[Work to be completed]
Transcribe the lines from the one containing "Decode this image" to the last line, inclusive, word for word. Include no pictures.

Data listing:
= = =

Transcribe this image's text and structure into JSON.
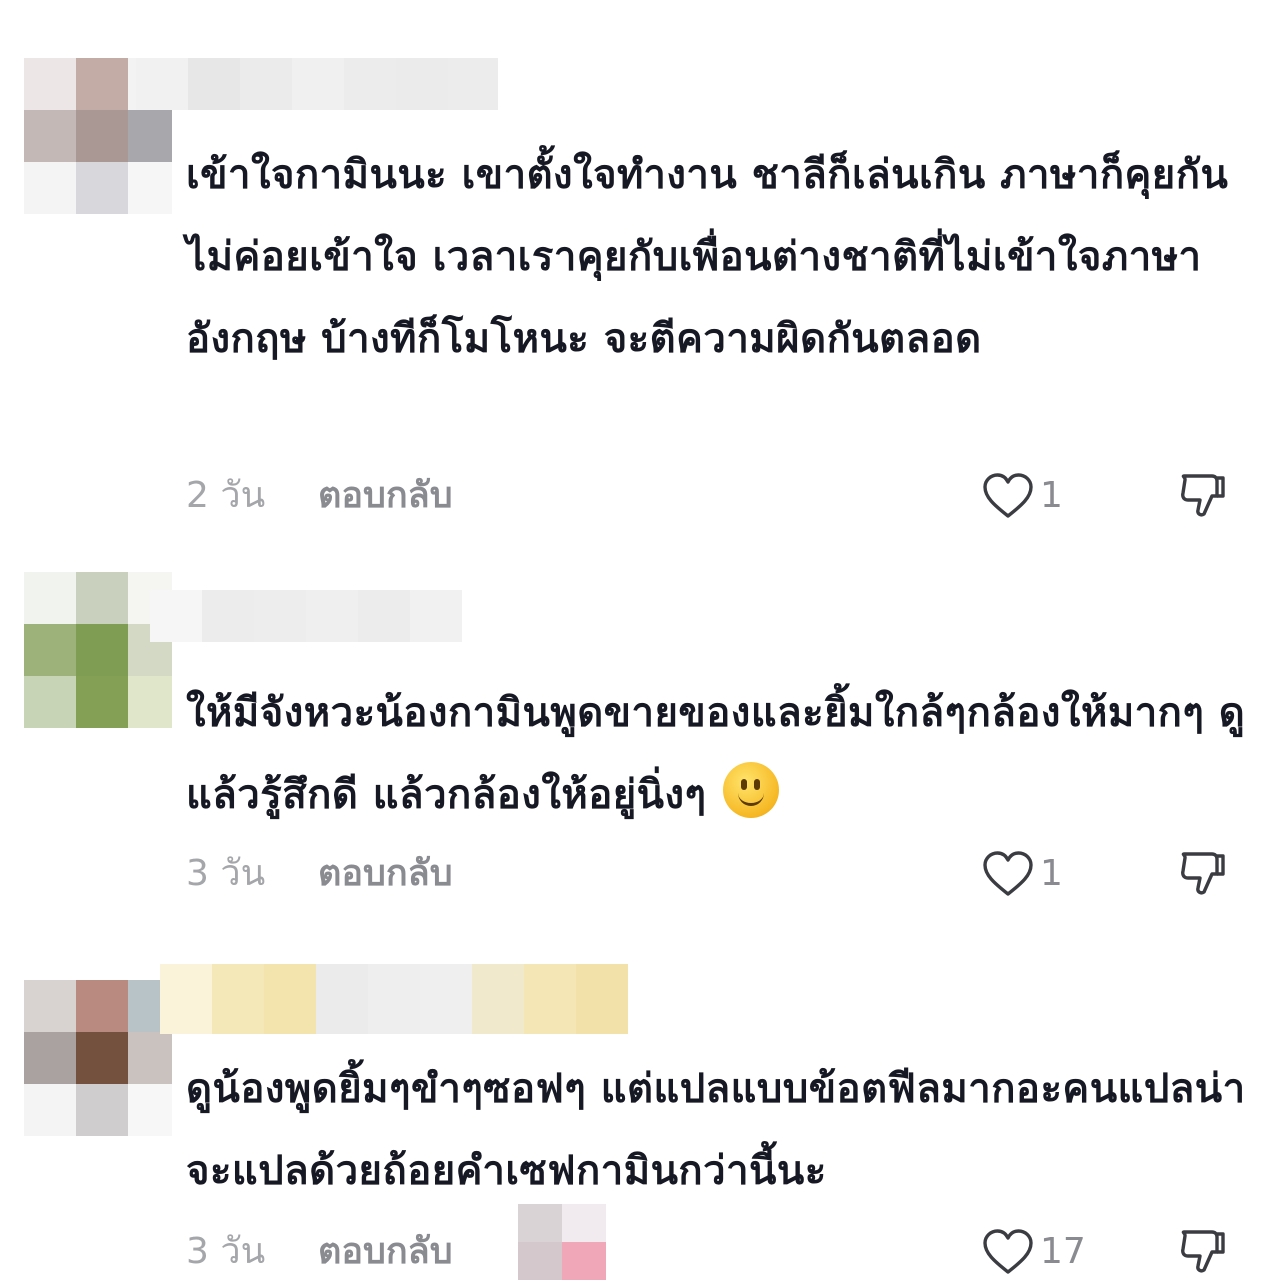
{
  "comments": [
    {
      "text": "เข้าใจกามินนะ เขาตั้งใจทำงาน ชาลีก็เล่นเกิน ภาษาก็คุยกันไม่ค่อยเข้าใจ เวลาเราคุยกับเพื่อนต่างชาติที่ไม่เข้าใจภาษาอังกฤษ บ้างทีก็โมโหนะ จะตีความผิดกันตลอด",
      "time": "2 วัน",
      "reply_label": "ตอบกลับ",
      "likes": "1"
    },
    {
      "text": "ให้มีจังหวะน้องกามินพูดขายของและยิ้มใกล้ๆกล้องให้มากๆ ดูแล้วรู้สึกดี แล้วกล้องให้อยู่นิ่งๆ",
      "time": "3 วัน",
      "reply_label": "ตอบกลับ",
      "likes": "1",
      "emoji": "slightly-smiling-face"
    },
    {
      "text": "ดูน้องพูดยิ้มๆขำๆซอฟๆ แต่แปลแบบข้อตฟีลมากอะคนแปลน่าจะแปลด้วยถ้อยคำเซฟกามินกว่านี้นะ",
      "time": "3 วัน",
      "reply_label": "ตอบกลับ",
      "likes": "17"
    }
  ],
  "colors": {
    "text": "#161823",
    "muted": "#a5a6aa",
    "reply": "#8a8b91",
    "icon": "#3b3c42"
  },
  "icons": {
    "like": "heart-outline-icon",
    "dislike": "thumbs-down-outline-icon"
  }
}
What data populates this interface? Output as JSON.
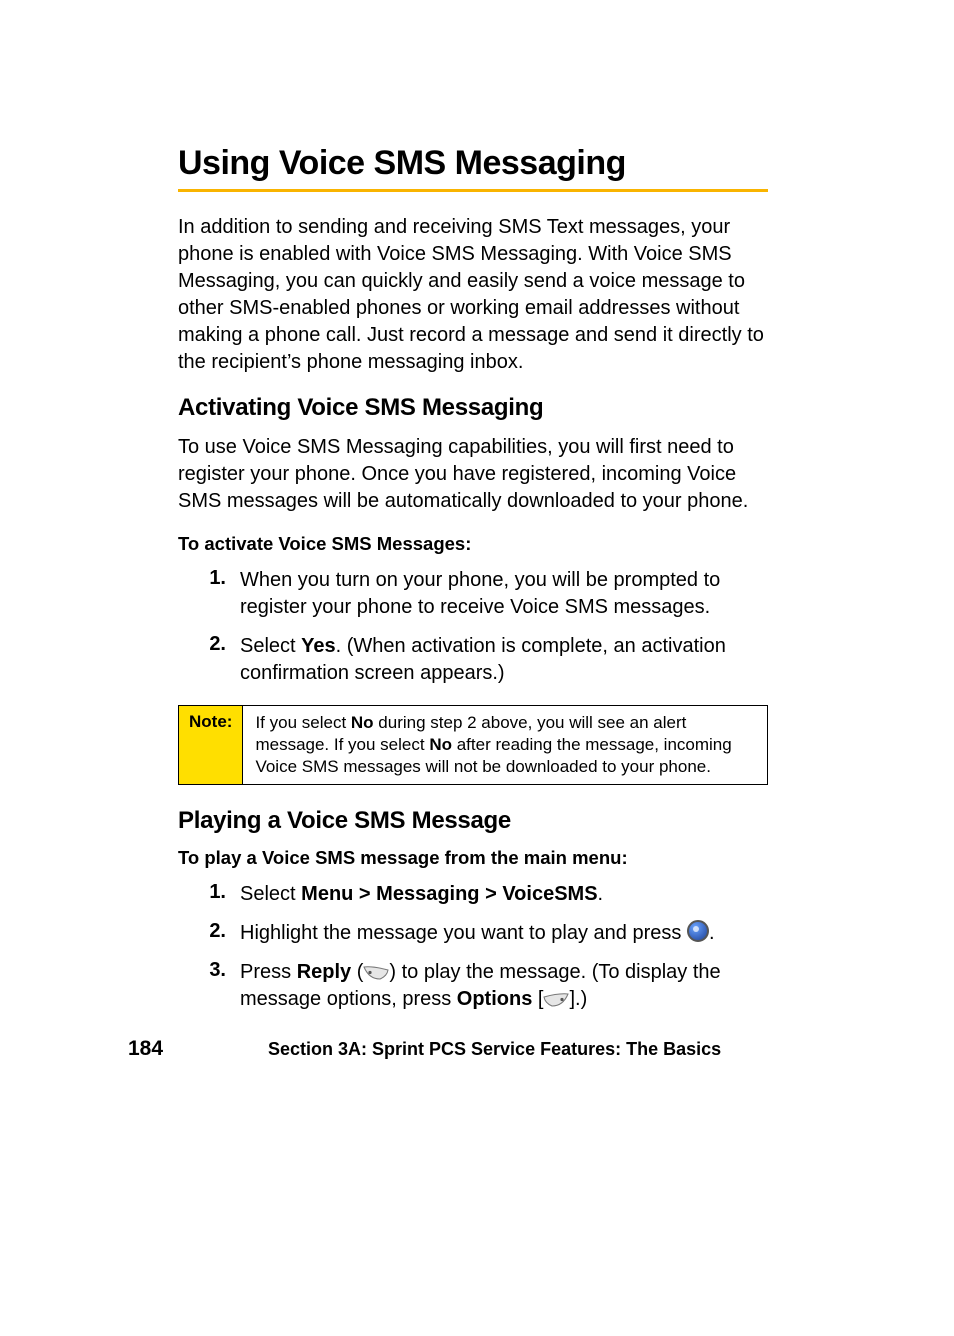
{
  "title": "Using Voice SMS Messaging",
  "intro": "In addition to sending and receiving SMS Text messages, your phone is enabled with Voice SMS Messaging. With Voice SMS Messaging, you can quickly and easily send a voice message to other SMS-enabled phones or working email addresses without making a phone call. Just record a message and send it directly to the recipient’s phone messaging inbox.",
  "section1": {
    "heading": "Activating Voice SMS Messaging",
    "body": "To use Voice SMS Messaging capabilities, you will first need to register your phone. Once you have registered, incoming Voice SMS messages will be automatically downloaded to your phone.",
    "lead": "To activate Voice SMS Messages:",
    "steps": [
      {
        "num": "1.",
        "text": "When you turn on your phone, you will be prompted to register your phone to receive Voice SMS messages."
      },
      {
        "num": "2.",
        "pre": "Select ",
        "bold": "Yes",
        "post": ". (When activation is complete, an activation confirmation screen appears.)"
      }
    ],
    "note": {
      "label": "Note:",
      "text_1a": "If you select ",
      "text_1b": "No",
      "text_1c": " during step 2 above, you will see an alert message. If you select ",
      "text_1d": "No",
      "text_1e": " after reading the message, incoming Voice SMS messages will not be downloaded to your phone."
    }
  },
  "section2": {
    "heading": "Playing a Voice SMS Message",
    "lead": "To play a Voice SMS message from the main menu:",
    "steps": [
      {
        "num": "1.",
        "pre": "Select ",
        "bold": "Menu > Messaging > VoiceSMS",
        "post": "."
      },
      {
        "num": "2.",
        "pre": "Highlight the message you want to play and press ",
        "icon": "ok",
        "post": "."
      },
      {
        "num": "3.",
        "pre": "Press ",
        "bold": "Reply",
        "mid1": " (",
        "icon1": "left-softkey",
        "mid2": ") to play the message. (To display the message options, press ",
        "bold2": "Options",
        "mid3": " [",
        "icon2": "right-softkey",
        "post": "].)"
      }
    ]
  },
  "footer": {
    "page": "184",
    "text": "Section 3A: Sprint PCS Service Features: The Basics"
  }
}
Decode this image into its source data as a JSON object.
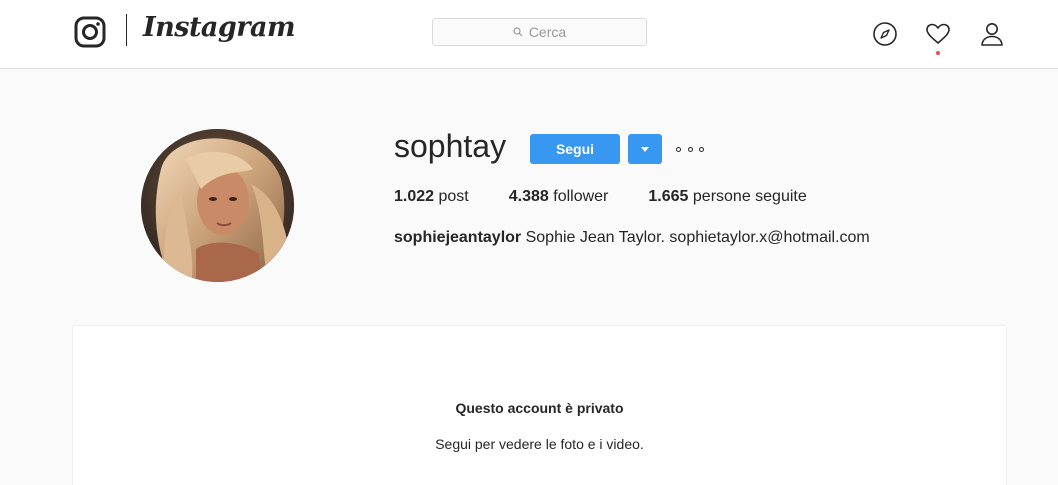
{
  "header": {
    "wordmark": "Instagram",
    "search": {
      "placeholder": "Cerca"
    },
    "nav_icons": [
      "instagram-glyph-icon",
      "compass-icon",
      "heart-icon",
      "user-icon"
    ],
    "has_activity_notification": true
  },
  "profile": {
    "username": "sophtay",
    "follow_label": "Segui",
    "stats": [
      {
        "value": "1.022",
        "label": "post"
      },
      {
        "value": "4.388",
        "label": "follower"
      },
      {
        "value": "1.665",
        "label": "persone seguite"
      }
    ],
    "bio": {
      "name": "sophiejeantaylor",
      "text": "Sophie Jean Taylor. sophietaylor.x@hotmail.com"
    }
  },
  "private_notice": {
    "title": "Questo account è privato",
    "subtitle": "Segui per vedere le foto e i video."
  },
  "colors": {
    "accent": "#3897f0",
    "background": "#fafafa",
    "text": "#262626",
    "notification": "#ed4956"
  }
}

= = =

[Response to this task]
Decode this image into its source data as a JSON object.
{
  "header": {
    "wordmark": "Instagram",
    "search": {
      "placeholder": "Cerca"
    },
    "nav_icons": [
      "instagram-glyph-icon",
      "compass-icon",
      "heart-icon",
      "user-icon"
    ],
    "has_activity_notification": true
  },
  "profile": {
    "username": "sophtay",
    "follow_label": "Segui",
    "stats": [
      {
        "value": "1.022",
        "label": "post"
      },
      {
        "value": "4.388",
        "label": "follower"
      },
      {
        "value": "1.665",
        "label": "persone seguite"
      }
    ],
    "bio": {
      "name": "sophiejeantaylor",
      "text": "Sophie Jean Taylor. sophietaylor.x@hotmail.com"
    }
  },
  "private_notice": {
    "title": "Questo account è privato",
    "subtitle": "Segui per vedere le foto e i video."
  },
  "colors": {
    "accent": "#3897f0",
    "background": "#fafafa",
    "text": "#262626",
    "notification": "#ed4956"
  }
}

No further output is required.